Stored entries
++++

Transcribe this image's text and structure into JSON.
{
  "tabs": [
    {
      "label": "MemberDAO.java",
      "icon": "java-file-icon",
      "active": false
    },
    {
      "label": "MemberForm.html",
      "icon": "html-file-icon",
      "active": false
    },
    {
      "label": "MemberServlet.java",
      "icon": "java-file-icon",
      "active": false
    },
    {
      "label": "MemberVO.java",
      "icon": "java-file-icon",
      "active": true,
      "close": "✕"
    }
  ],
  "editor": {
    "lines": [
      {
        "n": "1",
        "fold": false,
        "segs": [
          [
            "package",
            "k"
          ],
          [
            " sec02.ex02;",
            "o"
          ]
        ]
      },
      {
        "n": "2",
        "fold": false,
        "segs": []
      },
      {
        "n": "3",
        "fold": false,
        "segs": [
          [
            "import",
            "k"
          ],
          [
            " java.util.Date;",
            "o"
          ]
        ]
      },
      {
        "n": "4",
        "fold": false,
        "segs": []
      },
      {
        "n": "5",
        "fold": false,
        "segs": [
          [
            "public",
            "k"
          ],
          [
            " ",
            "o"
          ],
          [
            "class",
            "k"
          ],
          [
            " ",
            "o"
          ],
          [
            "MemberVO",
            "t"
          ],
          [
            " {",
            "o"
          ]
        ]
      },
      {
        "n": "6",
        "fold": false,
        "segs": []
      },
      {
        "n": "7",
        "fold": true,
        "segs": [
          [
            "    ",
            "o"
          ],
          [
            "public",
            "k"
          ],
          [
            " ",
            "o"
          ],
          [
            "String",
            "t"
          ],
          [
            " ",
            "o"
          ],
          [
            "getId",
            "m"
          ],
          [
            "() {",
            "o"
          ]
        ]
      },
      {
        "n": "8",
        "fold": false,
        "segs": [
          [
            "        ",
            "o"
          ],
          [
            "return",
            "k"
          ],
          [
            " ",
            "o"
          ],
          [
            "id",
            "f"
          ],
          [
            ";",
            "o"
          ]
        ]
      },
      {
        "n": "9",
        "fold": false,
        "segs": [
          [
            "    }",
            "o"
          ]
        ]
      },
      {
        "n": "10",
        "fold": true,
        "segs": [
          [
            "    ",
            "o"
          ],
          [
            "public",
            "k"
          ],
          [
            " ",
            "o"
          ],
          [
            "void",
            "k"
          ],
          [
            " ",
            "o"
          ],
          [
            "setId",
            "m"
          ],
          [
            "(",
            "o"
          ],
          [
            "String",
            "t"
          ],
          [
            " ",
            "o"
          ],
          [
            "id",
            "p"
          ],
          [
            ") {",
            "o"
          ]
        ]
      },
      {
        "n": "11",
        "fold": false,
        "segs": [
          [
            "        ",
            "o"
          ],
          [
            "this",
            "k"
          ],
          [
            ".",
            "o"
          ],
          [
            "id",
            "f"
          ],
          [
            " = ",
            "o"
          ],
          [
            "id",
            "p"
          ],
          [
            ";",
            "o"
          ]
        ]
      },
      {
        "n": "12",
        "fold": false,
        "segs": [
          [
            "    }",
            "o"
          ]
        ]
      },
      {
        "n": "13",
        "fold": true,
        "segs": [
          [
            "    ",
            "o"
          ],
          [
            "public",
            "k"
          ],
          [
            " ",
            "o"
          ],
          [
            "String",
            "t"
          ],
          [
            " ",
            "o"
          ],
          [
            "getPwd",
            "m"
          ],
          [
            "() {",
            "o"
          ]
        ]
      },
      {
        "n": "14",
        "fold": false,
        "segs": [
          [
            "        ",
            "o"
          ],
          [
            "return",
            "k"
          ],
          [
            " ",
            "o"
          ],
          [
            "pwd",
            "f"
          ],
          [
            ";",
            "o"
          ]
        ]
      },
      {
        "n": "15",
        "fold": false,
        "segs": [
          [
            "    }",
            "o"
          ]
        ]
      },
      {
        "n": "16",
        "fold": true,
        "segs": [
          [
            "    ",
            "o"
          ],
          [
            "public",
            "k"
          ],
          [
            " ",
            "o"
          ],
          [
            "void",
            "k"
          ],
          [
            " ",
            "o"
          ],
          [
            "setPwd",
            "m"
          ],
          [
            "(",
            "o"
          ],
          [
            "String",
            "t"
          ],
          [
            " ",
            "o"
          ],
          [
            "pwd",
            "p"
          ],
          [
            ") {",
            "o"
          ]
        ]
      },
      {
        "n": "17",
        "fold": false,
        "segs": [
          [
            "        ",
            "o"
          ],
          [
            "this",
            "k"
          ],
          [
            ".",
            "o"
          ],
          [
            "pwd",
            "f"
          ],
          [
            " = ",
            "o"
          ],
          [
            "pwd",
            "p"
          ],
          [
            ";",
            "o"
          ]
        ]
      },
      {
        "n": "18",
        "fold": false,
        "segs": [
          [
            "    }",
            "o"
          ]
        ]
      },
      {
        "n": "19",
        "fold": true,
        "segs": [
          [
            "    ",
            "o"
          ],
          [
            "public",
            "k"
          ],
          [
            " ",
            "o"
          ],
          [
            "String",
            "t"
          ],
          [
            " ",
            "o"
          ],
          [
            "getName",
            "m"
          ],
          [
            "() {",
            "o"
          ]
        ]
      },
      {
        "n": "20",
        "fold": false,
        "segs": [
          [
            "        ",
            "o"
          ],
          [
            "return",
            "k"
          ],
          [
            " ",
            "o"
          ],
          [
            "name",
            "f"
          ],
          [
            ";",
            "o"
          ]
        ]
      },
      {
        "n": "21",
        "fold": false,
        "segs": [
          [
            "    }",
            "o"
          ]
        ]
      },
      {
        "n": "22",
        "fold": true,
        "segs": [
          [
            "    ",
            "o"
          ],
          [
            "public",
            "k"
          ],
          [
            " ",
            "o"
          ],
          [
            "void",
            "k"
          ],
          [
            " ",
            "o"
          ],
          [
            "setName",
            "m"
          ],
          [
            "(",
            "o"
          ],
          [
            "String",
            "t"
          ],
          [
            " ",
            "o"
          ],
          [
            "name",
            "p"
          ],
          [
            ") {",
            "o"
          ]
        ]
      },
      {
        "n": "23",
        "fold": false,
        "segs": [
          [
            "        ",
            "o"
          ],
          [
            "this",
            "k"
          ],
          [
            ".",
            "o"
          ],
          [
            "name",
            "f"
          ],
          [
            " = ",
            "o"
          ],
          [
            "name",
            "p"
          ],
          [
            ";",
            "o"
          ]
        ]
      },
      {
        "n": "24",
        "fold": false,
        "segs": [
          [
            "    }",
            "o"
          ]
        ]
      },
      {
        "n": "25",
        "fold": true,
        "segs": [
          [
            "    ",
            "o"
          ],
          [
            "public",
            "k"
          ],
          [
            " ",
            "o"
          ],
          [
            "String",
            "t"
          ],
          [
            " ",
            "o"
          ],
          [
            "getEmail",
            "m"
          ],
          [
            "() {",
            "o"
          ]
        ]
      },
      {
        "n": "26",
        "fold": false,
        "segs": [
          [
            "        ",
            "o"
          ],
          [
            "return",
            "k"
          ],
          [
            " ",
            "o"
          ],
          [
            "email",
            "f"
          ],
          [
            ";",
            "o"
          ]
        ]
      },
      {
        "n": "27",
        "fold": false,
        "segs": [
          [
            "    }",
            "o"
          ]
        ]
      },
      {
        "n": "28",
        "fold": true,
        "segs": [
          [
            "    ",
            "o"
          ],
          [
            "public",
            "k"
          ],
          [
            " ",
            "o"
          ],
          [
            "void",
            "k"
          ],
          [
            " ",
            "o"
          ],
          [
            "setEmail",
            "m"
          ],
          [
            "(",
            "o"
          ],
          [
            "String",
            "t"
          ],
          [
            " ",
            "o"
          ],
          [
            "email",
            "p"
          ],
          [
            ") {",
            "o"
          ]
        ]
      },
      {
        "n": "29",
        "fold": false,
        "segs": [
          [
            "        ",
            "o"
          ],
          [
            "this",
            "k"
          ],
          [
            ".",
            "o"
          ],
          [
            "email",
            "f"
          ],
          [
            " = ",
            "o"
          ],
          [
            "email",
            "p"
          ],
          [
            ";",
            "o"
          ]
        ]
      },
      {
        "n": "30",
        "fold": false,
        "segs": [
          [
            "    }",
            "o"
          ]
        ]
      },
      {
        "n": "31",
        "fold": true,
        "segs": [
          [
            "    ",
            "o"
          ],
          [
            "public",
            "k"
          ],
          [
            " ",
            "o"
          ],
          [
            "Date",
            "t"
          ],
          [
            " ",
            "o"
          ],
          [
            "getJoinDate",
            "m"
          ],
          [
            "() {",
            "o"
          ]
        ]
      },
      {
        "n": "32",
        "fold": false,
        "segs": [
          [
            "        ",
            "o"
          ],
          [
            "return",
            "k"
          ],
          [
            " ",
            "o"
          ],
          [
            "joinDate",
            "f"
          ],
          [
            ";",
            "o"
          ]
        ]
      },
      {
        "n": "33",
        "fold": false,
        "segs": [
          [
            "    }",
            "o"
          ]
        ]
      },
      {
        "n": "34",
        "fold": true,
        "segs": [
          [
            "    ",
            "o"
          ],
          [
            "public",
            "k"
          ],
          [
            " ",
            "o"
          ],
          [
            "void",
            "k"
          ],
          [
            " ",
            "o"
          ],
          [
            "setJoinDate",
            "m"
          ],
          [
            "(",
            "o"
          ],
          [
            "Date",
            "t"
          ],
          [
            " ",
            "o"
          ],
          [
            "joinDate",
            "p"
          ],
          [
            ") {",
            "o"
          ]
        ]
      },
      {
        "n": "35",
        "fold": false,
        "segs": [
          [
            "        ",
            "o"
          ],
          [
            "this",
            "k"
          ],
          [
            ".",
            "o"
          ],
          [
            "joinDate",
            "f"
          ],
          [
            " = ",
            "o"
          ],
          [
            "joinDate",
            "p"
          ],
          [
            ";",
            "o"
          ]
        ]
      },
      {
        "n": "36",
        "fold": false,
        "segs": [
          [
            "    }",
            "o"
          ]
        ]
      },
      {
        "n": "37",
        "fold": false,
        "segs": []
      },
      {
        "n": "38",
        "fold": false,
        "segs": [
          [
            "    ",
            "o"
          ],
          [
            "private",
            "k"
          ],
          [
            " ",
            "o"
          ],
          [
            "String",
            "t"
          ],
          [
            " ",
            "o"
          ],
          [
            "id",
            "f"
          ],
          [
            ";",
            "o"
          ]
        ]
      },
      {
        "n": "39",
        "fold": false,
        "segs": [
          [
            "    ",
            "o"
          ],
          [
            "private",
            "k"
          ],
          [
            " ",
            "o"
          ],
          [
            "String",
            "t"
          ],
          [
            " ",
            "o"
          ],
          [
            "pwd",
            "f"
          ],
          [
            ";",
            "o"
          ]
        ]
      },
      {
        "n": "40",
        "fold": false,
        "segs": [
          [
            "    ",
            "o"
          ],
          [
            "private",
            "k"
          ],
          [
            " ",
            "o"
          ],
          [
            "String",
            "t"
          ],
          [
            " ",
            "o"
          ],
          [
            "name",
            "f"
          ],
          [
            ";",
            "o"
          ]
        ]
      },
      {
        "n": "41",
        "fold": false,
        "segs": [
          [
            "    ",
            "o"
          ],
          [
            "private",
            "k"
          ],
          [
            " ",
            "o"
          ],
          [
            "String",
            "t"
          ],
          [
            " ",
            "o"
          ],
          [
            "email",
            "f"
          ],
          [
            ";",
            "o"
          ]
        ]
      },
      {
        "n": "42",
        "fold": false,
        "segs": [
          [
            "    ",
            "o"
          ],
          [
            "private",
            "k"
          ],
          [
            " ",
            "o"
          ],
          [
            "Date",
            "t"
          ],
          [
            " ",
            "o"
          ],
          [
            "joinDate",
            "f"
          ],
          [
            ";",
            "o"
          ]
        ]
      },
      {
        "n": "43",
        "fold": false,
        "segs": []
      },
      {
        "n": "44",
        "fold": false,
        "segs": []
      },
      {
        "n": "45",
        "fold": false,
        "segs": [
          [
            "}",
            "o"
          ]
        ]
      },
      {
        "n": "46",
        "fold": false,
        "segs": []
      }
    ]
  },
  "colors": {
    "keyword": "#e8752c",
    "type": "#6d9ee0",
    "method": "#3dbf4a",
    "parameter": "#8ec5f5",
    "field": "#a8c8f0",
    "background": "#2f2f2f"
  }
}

++++

_Task brief:_
Return all lines with the word "label" in them.

_Answer to this exercise:_
      "label": "MemberDAO.java",
      "label": "MemberForm.html",
      "label": "MemberServlet.java",
      "label": "MemberVO.java",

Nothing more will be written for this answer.